• _Exercise requirements_
From the entries below, list each line with "your".

• _Record excerpts_

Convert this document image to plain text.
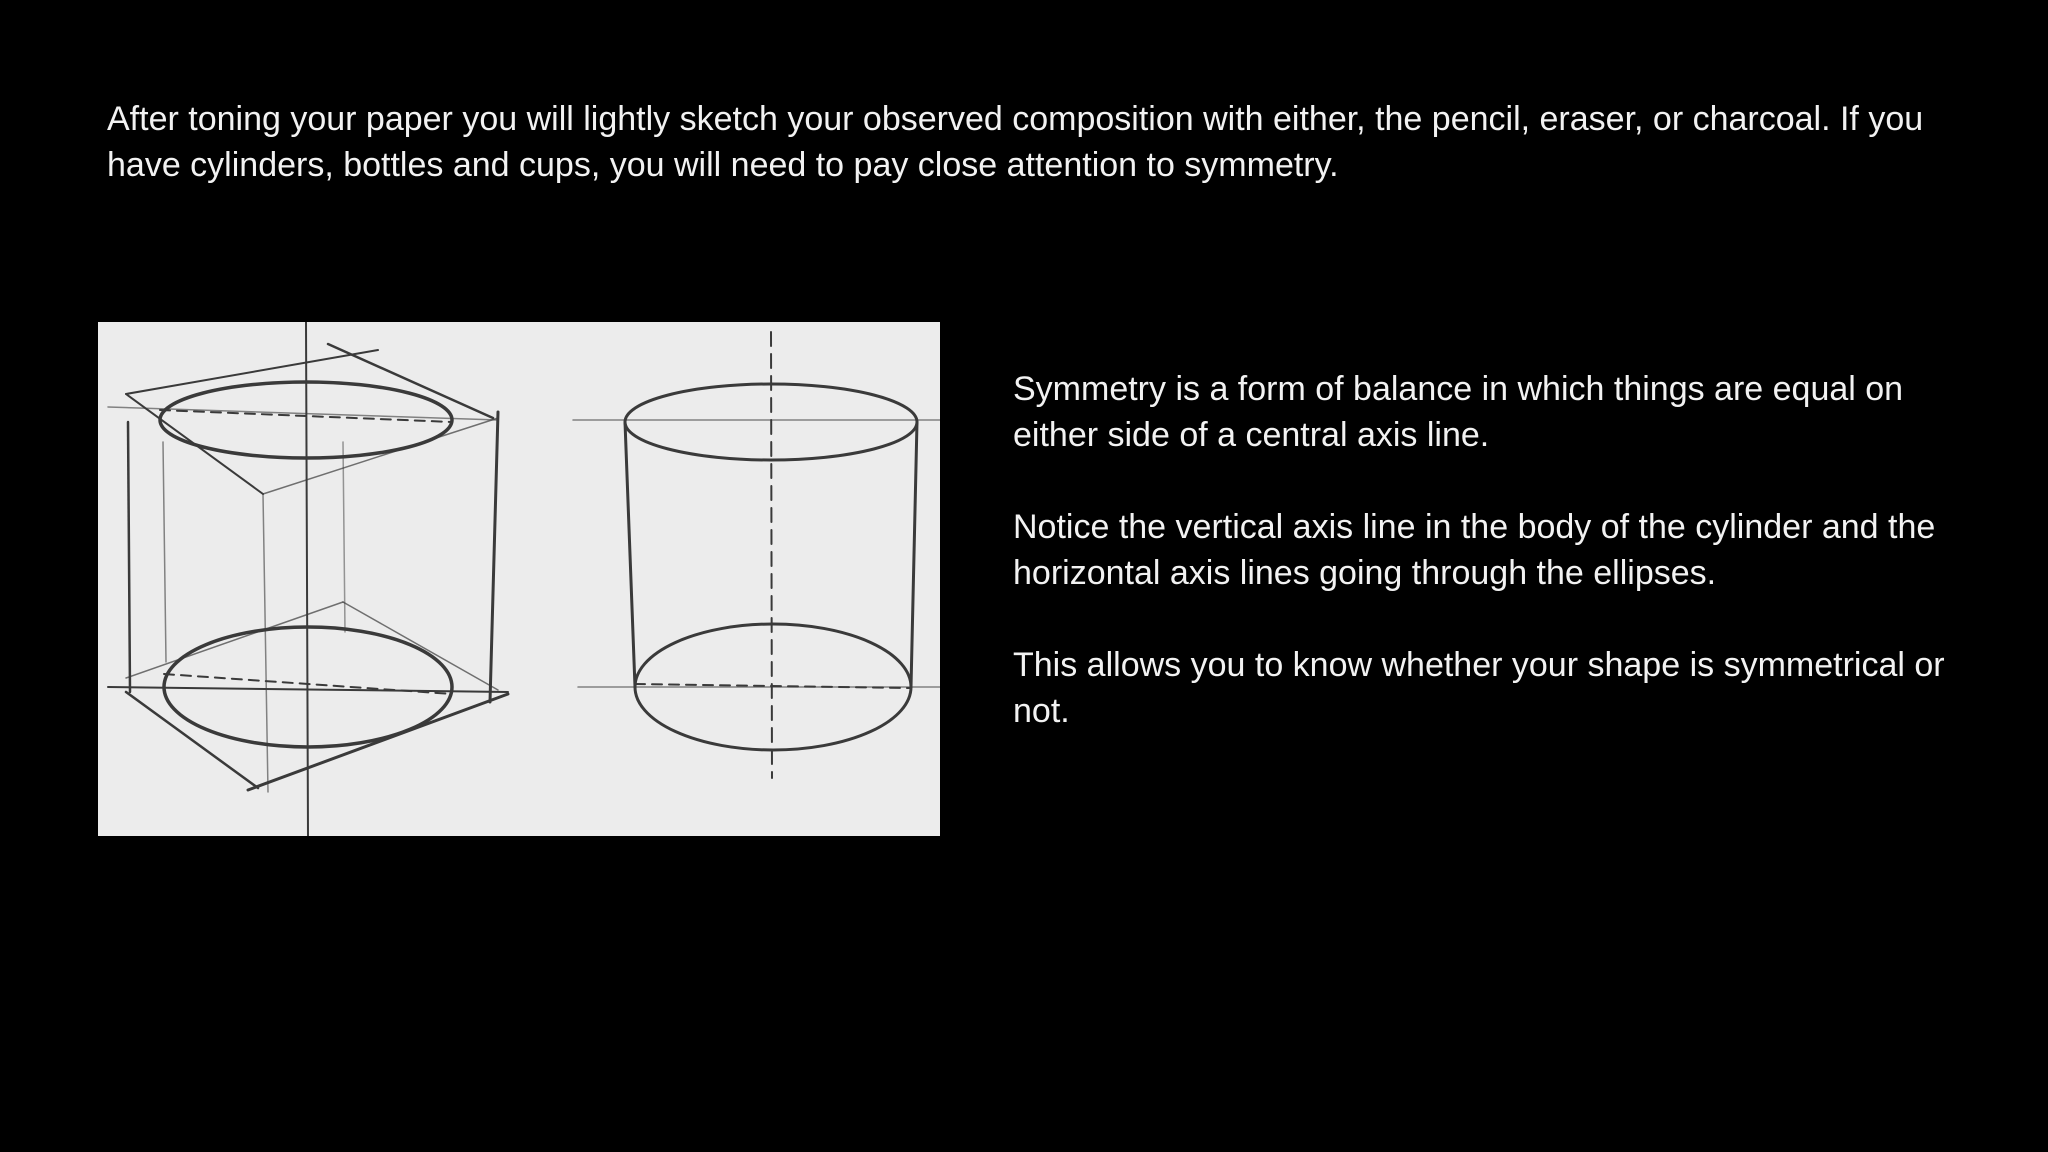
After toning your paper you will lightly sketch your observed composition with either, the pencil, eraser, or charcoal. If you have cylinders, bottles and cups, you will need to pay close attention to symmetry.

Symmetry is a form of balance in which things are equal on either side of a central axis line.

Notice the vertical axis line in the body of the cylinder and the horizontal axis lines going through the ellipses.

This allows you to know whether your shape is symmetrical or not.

• _Answer to the exercise_
After toning your paper you will lightly sketch your observed composition with either, the pencil, eraser, or charcoal. If you have cylinders, bottles and cups, you will need to pay close attention to symmetry.
This allows you to know whether your shape is symmetrical or not.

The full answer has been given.